__SET TASK__
Restate the listing below word for word, omitting any images.

__GIVEN RECORDS__
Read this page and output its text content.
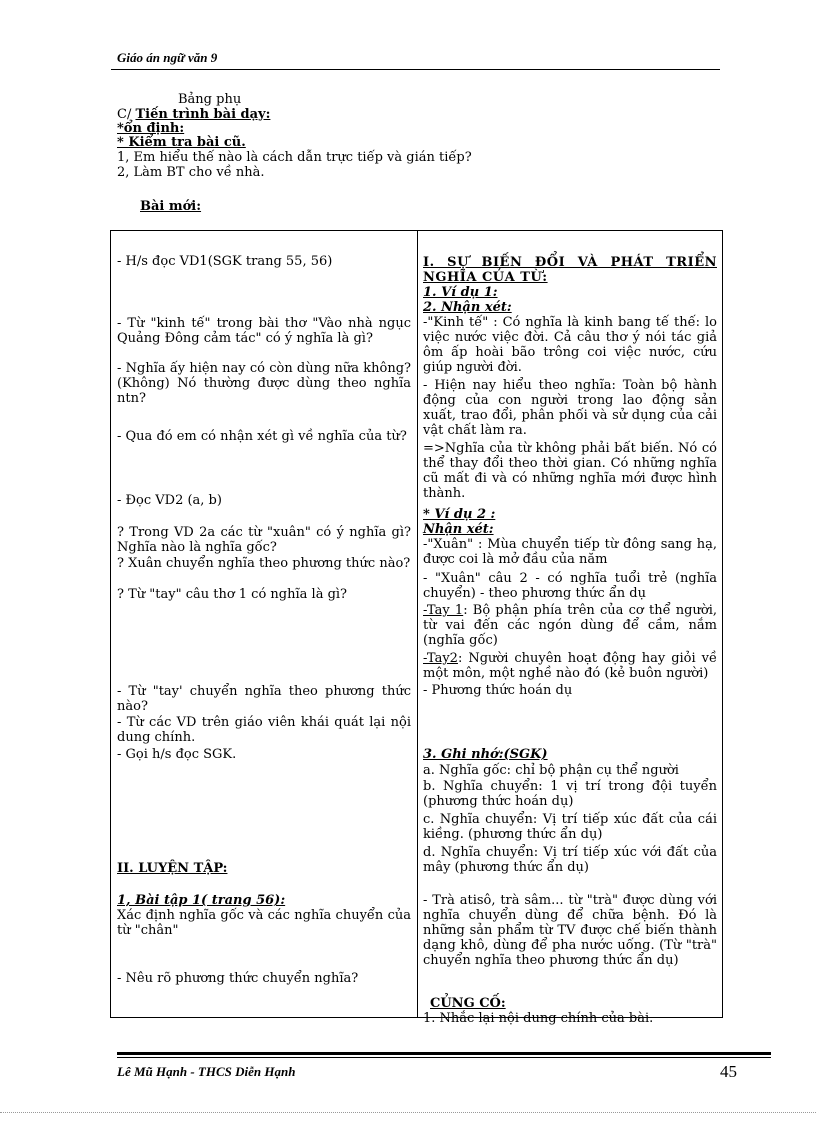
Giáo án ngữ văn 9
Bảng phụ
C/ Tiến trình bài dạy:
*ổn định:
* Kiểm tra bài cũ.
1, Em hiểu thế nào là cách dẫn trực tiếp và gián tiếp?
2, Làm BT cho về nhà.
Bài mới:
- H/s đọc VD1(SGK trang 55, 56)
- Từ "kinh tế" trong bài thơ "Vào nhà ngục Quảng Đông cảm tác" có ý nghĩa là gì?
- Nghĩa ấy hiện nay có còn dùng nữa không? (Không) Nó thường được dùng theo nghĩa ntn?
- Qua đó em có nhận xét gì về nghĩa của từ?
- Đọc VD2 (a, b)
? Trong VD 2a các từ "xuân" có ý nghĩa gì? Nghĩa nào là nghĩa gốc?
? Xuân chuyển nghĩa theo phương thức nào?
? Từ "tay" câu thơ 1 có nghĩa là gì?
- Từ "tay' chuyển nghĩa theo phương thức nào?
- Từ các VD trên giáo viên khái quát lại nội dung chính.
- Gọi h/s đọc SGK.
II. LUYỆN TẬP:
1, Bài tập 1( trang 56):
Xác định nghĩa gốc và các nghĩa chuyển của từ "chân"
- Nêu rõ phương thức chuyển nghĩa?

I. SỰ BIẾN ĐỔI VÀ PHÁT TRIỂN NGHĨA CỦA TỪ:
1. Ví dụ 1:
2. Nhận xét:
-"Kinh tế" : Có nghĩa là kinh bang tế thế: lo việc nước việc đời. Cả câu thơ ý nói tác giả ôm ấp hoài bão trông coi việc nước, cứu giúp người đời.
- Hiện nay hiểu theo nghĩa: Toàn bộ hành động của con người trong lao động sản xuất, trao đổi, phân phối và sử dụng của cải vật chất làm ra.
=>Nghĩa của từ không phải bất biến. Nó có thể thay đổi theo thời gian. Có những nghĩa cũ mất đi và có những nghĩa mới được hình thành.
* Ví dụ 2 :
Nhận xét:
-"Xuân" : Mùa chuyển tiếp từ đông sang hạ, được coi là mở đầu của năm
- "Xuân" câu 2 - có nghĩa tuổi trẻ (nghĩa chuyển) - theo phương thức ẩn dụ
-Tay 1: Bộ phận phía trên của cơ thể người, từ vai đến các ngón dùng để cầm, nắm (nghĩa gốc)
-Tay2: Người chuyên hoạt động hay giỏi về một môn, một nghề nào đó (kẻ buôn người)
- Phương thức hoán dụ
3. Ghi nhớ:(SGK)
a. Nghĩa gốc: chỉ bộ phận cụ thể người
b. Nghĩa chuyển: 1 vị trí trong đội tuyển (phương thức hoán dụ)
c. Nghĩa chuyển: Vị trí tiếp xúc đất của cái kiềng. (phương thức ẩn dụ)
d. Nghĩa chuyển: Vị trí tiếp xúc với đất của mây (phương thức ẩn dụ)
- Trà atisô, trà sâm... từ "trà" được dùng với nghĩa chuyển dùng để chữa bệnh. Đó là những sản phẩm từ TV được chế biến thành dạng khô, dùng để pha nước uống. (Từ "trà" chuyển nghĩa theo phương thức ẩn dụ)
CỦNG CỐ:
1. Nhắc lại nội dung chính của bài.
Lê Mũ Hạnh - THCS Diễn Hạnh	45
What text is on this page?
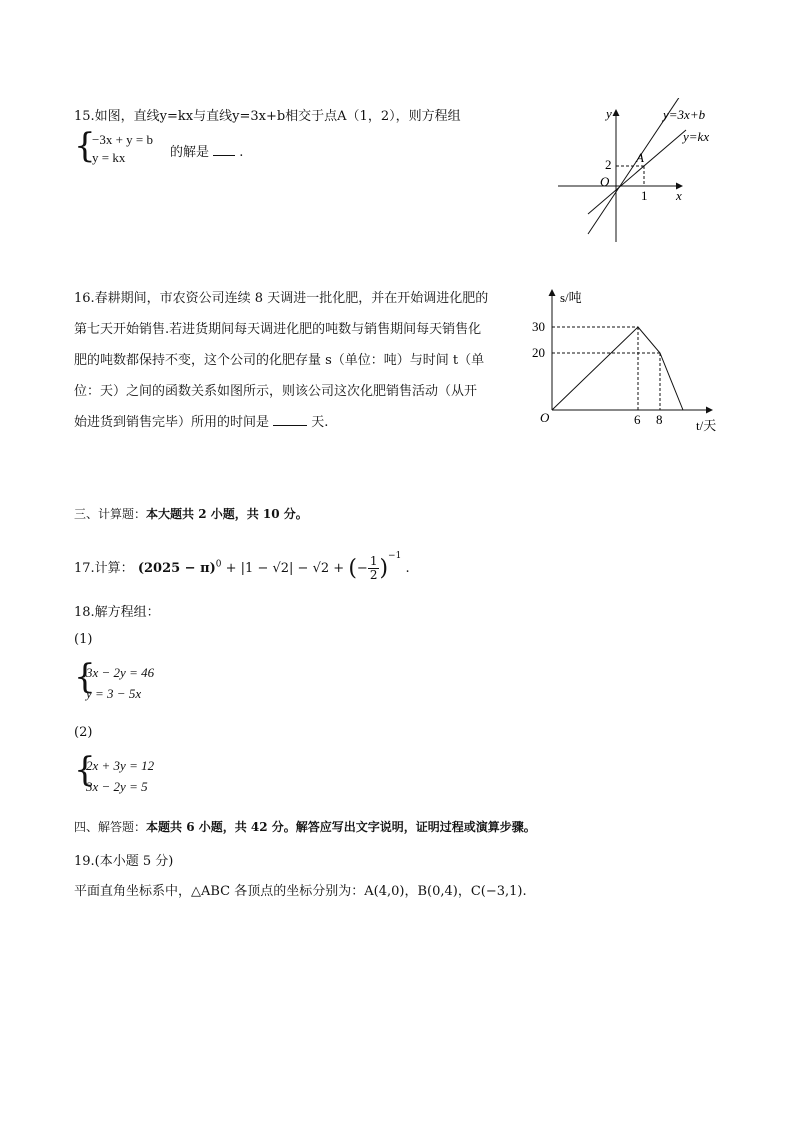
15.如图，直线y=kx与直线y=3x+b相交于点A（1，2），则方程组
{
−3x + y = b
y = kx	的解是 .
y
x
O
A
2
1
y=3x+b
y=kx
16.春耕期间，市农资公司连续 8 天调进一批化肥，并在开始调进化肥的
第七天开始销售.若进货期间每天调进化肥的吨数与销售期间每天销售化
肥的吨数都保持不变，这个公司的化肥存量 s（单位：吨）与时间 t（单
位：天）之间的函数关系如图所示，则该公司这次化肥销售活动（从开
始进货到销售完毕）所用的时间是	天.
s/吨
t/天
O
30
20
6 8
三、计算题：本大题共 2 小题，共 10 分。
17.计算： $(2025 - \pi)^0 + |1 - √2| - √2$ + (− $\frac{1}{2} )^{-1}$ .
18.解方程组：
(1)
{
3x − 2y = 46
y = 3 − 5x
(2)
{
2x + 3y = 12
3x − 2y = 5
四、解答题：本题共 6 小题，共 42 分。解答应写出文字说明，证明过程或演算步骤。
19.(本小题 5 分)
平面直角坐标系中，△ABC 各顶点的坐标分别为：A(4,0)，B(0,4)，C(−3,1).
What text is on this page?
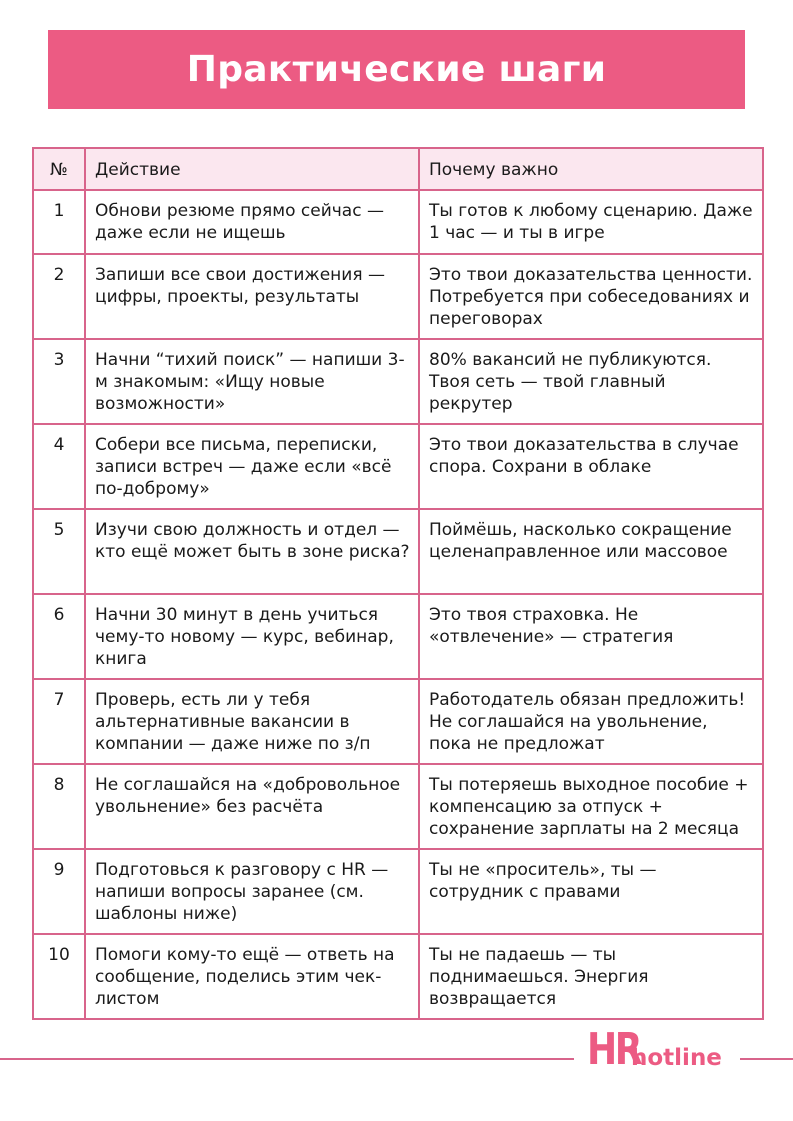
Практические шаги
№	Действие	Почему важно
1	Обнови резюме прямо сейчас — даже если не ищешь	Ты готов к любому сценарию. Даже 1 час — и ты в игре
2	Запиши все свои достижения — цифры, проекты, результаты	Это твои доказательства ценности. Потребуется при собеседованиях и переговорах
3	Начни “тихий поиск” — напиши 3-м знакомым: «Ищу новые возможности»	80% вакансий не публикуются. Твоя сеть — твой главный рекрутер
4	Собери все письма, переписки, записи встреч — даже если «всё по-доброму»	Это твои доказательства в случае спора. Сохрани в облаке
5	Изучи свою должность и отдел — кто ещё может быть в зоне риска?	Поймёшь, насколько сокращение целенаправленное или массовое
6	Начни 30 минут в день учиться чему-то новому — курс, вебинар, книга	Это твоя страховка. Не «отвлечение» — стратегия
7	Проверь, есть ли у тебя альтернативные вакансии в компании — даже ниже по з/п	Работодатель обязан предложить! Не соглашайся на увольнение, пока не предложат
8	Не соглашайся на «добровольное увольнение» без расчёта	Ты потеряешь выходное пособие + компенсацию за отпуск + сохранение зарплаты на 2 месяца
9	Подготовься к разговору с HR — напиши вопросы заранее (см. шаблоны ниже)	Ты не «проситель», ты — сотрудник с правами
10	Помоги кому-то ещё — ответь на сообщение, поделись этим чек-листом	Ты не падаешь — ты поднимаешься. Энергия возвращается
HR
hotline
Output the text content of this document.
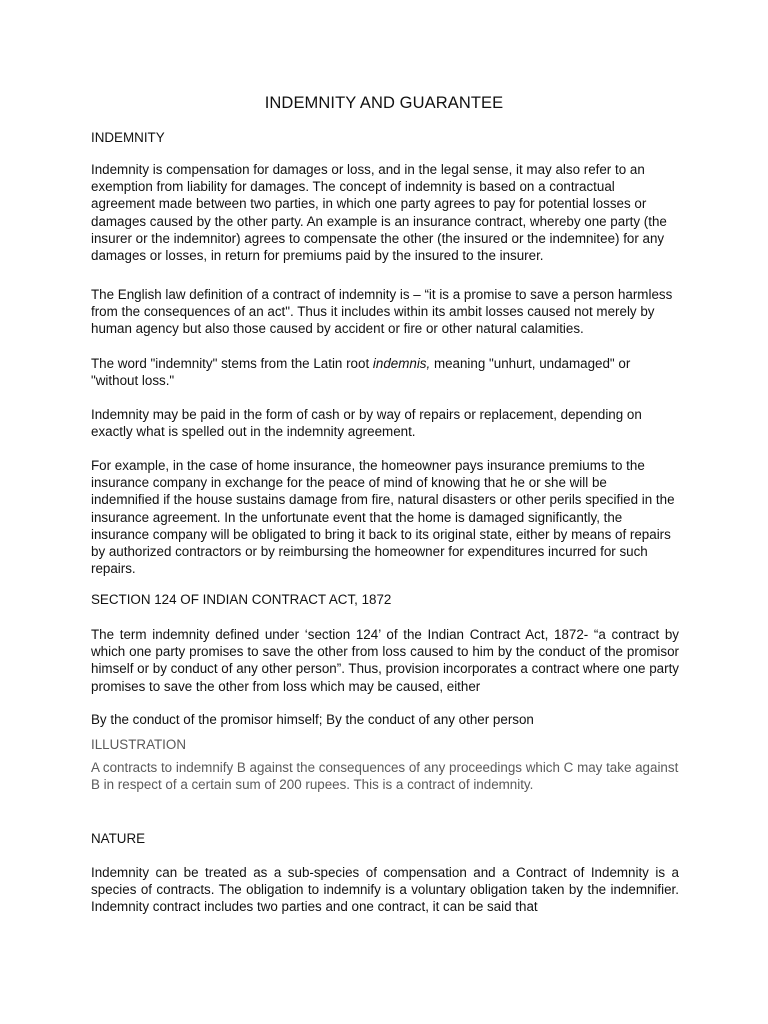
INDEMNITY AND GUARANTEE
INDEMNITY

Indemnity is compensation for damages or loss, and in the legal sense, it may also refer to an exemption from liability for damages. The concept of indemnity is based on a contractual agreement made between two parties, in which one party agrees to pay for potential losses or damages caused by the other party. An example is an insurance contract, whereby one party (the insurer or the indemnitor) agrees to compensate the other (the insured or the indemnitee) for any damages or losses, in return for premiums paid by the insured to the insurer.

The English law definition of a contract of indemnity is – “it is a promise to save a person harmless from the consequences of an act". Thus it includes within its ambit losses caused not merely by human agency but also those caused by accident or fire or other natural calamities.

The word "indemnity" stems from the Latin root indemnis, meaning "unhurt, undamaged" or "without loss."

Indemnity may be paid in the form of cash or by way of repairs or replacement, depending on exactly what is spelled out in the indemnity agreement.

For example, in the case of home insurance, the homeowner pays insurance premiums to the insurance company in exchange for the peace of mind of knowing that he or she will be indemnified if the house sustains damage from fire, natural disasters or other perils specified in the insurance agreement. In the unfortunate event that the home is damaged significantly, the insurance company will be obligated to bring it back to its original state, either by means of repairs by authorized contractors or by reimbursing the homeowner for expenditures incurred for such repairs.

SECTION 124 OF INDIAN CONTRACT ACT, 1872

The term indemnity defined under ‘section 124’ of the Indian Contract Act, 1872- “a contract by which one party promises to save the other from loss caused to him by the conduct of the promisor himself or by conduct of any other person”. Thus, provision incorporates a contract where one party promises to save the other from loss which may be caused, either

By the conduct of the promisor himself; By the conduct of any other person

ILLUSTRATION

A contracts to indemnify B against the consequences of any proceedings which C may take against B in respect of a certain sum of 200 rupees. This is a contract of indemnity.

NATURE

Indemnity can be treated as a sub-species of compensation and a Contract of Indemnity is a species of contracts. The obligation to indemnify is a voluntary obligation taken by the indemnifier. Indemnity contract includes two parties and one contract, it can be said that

__RESPONSE__
Read this page and output its text content.
Giáo án ngữ văn 9
Bảng phụ
C/ Tiến trình bài dạy:
*ổn định:
* Kiểm tra bài cũ.
1, Em hiểu thế nào là cách dẫn trực tiếp và gián tiếp?
2, Làm BT cho về nhà.
Bài mới:
- H/s đọc VD1(SGK trang 55, 56)
- Từ "kinh tế" trong bài thơ "Vào nhà ngục Quảng Đông cảm tác" có ý nghĩa là gì?
- Nghĩa ấy hiện nay có còn dùng nữa không? (Không) Nó thường được dùng theo nghĩa ntn?
- Qua đó em có nhận xét gì về nghĩa của từ?
- Đọc VD2 (a, b)
? Trong VD 2a các từ "xuân" có ý nghĩa gì? Nghĩa nào là nghĩa gốc?
? Xuân chuyển nghĩa theo phương thức nào?
? Từ "tay" câu thơ 1 có nghĩa là gì?
- Từ "tay' chuyển nghĩa theo phương thức nào?
- Từ các VD trên giáo viên khái quát lại nội dung chính.
- Gọi h/s đọc SGK.
II. LUYỆN TẬP:
1, Bài tập 1( trang 56):
Xác định nghĩa gốc và các nghĩa chuyển của từ "chân"
- Nêu rõ phương thức chuyển nghĩa?

I. SỰ BIẾN ĐỔI VÀ PHÁT TRIỂN NGHĨA CỦA TỪ:
1. Ví dụ 1:
2. Nhận xét:
-"Kinh tế" : Có nghĩa là kinh bang tế thế: lo việc nước việc đời. Cả câu thơ ý nói tác giả ôm ấp hoài bão trông coi việc nước, cứu giúp người đời.
- Hiện nay hiểu theo nghĩa: Toàn bộ hành động của con người trong lao động sản xuất, trao đổi, phân phối và sử dụng của cải vật chất làm ra.
=>Nghĩa của từ không phải bất biến. Nó có thể thay đổi theo thời gian. Có những nghĩa cũ mất đi và có những nghĩa mới được hình thành.
* Ví dụ 2 :
Nhận xét:
-"Xuân" : Mùa chuyển tiếp từ đông sang hạ, được coi là mở đầu của năm
- "Xuân" câu 2 - có nghĩa tuổi trẻ (nghĩa chuyển) - theo phương thức ẩn dụ
-Tay 1: Bộ phận phía trên của cơ thể người, từ vai đến các ngón dùng để cầm, nắm (nghĩa gốc)
-Tay2: Người chuyên hoạt động hay giỏi về một môn, một nghề nào đó (kẻ buôn người)
- Phương thức hoán dụ
3. Ghi nhớ:(SGK)
a. Nghĩa gốc: chỉ bộ phận cụ thể người
b. Nghĩa chuyển: 1 vị trí trong đội tuyển (phương thức hoán dụ)
c. Nghĩa chuyển: Vị trí tiếp xúc đất của cái kiềng. (phương thức ẩn dụ)
d. Nghĩa chuyển: Vị trí tiếp xúc với đất của mây (phương thức ẩn dụ)
- Trà atisô, trà sâm... từ "trà" được dùng với nghĩa chuyển dùng để chữa bệnh. Đó là những sản phẩm từ TV được chế biến thành dạng khô, dùng để pha nước uống. (Từ "trà" chuyển nghĩa theo phương thức ẩn dụ)
CỦNG CỐ:
1. Nhắc lại nội dung chính của bài.
Lê Mũ Hạnh - THCS Diễn Hạnh	45
What text is on this page?
15.如图，直线y=kx与直线y=3x+b相交于点A（1，2），则方程组
{
−3x + y = b
y = kx	的解是 .
y
x
O
A
2
1
y=3x+b
y=kx
16.春耕期间，市农资公司连续 8 天调进一批化肥，并在开始调进化肥的
第七天开始销售.若进货期间每天调进化肥的吨数与销售期间每天销售化
肥的吨数都保持不变，这个公司的化肥存量 s（单位：吨）与时间 t（单
位：天）之间的函数关系如图所示，则该公司这次化肥销售活动（从开
始进货到销售完毕）所用的时间是	天.
s/吨
t/天
O
30
20
6 8
三、计算题：本大题共 2 小题，共 10 分。
17.计算： $(2025 - \pi)^0 + |1 - √2| - √2$ + (− $\frac{1}{2} )^{-1}$ .
18.解方程组：
(1)
{
3x − 2y = 46
y = 3 − 5x
(2)
{
2x + 3y = 12
3x − 2y = 5
四、解答题：本题共 6 小题，共 42 分。解答应写出文字说明，证明过程或演算步骤。
19.(本小题 5 分)
平面直角坐标系中，△ABC 各顶点的坐标分别为：A(4,0)，B(0,4)，C(−3,1).
What text is on this page?
Практические шаги
№	Действие	Почему важно
1	Обнови резюме прямо сейчас — даже если не ищешь	Ты готов к любому сценарию. Даже 1 час — и ты в игре
2	Запиши все свои достижения — цифры, проекты, результаты	Это твои доказательства ценности. Потребуется при собеседованиях и переговорах
3	Начни “тихий поиск” — напиши 3-м знакомым: «Ищу новые возможности»	80% вакансий не публикуются. Твоя сеть — твой главный рекрутер
4	Собери все письма, переписки, записи встреч — даже если «всё по-доброму»	Это твои доказательства в случае спора. Сохрани в облаке
5	Изучи свою должность и отдел — кто ещё может быть в зоне риска?	Поймёшь, насколько сокращение целенаправленное или массовое
6	Начни 30 минут в день учиться чему-то новому — курс, вебинар, книга	Это твоя страховка. Не «отвлечение» — стратегия
7	Проверь, есть ли у тебя альтернативные вакансии в компании — даже ниже по з/п	Работодатель обязан предложить! Не соглашайся на увольнение, пока не предложат
8	Не соглашайся на «добровольное увольнение» без расчёта	Ты потеряешь выходное пособие + компенсацию за отпуск + сохранение зарплаты на 2 месяца
9	Подготовься к разговору с HR — напиши вопросы заранее (см. шаблоны ниже)	Ты не «проситель», ты — сотрудник с правами
10	Помоги кому-то ещё — ответь на сообщение, поделись этим чек-листом	Ты не падаешь — ты поднимаешься. Энергия возвращается
HR
hotline
Output the text content of this document.
INDEMNITY AND GUARANTEE
INDEMNITY

Indemnity is compensation for damages or loss, and in the legal sense, it may also refer to an exemption from liability for damages. The concept of indemnity is based on a contractual agreement made between two parties, in which one party agrees to pay for potential losses or damages caused by the other party. An example is an insurance contract, whereby one party (the insurer or the indemnitor) agrees to compensate the other (the insured or the indemnitee) for any damages or losses, in return for premiums paid by the insured to the insurer.

The English law definition of a contract of indemnity is – “it is a promise to save a person harmless from the consequences of an act". Thus it includes within its ambit losses caused not merely by human agency but also those caused by accident or fire or other natural calamities.

The word "indemnity" stems from the Latin root indemnis, meaning "unhurt, undamaged" or "without loss."

Indemnity may be paid in the form of cash or by way of repairs or replacement, depending on exactly what is spelled out in the indemnity agreement.

For example, in the case of home insurance, the homeowner pays insurance premiums to the insurance company in exchange for the peace of mind of knowing that he or she will be indemnified if the house sustains damage from fire, natural disasters or other perils specified in the insurance agreement. In the unfortunate event that the home is damaged significantly, the insurance company will be obligated to bring it back to its original state, either by means of repairs by authorized contractors or by reimbursing the homeowner for expenditures incurred for such repairs.

SECTION 124 OF INDIAN CONTRACT ACT, 1872

The term indemnity defined under ‘section 124’ of the Indian Contract Act, 1872- “a contract by which one party promises to save the other from loss caused to him by the conduct of the promisor himself or by conduct of any other person”. Thus, provision incorporates a contract where one party promises to save the other from loss which may be caused, either

By the conduct of the promisor himself; By the conduct of any other person

ILLUSTRATION

A contracts to indemnify B against the consequences of any proceedings which C may take against B in respect of a certain sum of 200 rupees. This is a contract of indemnity.

NATURE

Indemnity can be treated as a sub-species of compensation and a Contract of Indemnity is a species of contracts. The obligation to indemnify is a voluntary obligation taken by the indemnifier. Indemnity contract includes two parties and one contract, it can be said that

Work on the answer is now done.